EXERCISE GOAL:
Find every line in the records below that contains the word "Comparative", and copy each such line.

EXTRACTED DATA:
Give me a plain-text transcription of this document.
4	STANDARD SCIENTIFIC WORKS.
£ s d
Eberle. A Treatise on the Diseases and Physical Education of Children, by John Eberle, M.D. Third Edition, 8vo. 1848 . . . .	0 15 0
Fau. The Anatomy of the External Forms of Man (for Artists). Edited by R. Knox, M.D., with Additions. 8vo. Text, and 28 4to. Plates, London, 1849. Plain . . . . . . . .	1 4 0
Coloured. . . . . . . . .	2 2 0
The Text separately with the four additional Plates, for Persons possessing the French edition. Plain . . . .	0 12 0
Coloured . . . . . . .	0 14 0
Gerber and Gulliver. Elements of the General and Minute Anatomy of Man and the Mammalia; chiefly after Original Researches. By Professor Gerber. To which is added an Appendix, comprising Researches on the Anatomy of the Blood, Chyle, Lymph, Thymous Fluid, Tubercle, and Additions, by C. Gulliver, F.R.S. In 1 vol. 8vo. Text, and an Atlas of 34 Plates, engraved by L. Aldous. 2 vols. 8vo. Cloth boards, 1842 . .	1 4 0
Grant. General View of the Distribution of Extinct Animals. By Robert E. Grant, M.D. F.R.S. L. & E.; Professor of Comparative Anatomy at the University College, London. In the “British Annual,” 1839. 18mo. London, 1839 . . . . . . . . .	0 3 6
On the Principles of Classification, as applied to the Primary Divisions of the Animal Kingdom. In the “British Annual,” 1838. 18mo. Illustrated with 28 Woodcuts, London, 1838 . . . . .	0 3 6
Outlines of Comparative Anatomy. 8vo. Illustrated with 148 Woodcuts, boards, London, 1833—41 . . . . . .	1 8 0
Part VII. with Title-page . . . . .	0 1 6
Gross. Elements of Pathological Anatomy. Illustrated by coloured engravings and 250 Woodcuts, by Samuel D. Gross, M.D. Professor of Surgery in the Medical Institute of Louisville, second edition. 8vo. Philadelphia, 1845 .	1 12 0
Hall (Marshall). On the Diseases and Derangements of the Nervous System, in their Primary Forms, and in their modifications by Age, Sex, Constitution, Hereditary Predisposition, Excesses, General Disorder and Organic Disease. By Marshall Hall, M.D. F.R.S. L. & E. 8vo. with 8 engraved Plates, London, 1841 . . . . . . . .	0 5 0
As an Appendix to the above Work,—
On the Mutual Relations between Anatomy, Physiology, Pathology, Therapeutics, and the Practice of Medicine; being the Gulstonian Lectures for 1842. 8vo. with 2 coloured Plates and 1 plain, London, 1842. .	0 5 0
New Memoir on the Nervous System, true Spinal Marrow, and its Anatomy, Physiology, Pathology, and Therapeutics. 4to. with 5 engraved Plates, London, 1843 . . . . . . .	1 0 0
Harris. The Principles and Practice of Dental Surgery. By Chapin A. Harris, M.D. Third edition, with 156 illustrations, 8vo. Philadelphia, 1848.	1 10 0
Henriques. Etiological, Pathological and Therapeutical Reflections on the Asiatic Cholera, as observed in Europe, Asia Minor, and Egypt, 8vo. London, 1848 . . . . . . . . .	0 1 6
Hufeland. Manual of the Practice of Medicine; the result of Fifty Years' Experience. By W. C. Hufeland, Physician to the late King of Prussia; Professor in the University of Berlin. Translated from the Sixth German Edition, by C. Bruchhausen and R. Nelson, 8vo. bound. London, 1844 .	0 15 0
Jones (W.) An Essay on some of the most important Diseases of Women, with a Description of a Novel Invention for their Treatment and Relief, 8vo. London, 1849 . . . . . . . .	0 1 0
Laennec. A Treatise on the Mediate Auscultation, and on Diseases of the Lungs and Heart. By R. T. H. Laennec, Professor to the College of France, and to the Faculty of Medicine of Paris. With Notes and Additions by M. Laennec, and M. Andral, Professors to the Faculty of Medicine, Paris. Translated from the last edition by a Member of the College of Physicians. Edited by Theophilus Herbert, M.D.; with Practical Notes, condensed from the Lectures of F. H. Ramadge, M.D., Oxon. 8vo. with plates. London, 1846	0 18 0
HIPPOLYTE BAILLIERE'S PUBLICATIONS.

FULL RESPONSE:
Grant. General View of the Distribution of Extinct Animals. By Robert E. Grant, M.D. F.R.S. L. & E.; Professor of Comparative Anatomy at the University College, London. In the “British Annual,” 1839. 18mo. London, 1839 . . . . . . . . .	0 3 6
Outlines of Comparative Anatomy. 8vo. Illustrated with 148 Woodcuts, boards, London, 1833—41 . . . . . .	1 8 0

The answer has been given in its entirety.